>> BEGIN

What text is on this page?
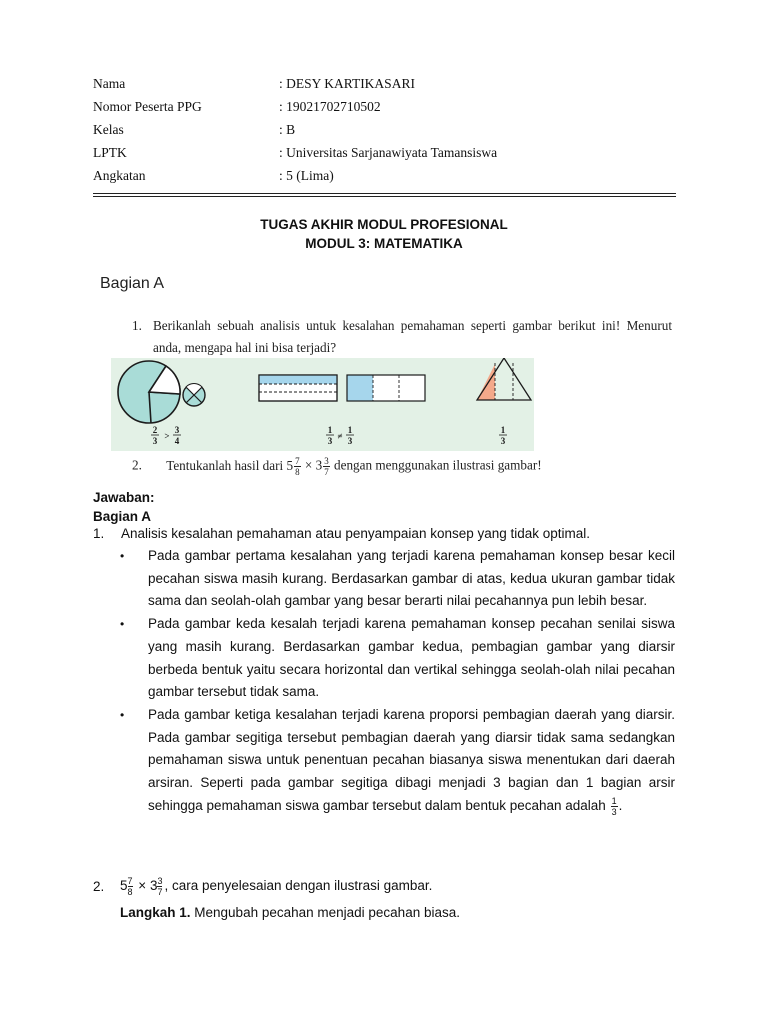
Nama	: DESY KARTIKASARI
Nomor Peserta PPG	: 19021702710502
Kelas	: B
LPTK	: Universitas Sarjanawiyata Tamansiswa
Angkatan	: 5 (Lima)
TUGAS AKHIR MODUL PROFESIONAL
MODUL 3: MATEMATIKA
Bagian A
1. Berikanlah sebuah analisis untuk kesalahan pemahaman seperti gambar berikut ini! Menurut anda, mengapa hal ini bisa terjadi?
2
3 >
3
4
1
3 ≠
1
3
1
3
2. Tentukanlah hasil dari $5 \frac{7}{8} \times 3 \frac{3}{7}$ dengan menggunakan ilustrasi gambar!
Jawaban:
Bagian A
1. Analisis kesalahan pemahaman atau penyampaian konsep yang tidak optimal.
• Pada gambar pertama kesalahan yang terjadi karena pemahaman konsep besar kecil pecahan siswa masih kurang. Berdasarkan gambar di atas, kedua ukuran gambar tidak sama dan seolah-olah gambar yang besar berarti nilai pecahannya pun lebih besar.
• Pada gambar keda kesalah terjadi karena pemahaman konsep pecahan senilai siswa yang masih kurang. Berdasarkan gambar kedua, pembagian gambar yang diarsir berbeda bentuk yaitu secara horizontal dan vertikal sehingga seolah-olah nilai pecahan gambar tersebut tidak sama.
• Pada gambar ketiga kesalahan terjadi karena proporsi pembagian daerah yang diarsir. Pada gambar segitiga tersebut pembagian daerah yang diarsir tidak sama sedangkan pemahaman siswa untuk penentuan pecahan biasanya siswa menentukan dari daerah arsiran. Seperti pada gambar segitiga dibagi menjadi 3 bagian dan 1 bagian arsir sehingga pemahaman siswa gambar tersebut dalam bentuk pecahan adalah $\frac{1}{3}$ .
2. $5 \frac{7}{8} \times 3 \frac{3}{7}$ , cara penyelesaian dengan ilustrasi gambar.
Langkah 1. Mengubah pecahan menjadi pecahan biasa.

>> END

Brief =>
Quote the records above exactly, leaving out any pictures.

Task answer =>
What text is on this page?
Nama	: DESY KARTIKASARI
Nomor Peserta PPG	: 19021702710502
Kelas	: B
LPTK	: Universitas Sarjanawiyata Tamansiswa
Angkatan	: 5 (Lima)
TUGAS AKHIR MODUL PROFESIONAL
MODUL 3: MATEMATIKA
Bagian A
1. Berikanlah sebuah analisis untuk kesalahan pemahaman seperti gambar berikut ini! Menurut anda, mengapa hal ini bisa terjadi?
2
3 >
3
4
1
3 ≠
1
3
1
3
2. Tentukanlah hasil dari $5 \frac{7}{8} \times 3 \frac{3}{7}$ dengan menggunakan ilustrasi gambar!
Jawaban:
Bagian A
1. Analisis kesalahan pemahaman atau penyampaian konsep yang tidak optimal.
• Pada gambar pertama kesalahan yang terjadi karena pemahaman konsep besar kecil pecahan siswa masih kurang. Berdasarkan gambar di atas, kedua ukuran gambar tidak sama dan seolah-olah gambar yang besar berarti nilai pecahannya pun lebih besar.
• Pada gambar keda kesalah terjadi karena pemahaman konsep pecahan senilai siswa yang masih kurang. Berdasarkan gambar kedua, pembagian gambar yang diarsir berbeda bentuk yaitu secara horizontal dan vertikal sehingga seolah-olah nilai pecahan gambar tersebut tidak sama.
• Pada gambar ketiga kesalahan terjadi karena proporsi pembagian daerah yang diarsir. Pada gambar segitiga tersebut pembagian daerah yang diarsir tidak sama sedangkan pemahaman siswa untuk penentuan pecahan biasanya siswa menentukan dari daerah arsiran. Seperti pada gambar segitiga dibagi menjadi 3 bagian dan 1 bagian arsir sehingga pemahaman siswa gambar tersebut dalam bentuk pecahan adalah $\frac{1}{3}$ .
2. $5 \frac{7}{8} \times 3 \frac{3}{7}$ , cara penyelesaian dengan ilustrasi gambar.
Langkah 1. Mengubah pecahan menjadi pecahan biasa.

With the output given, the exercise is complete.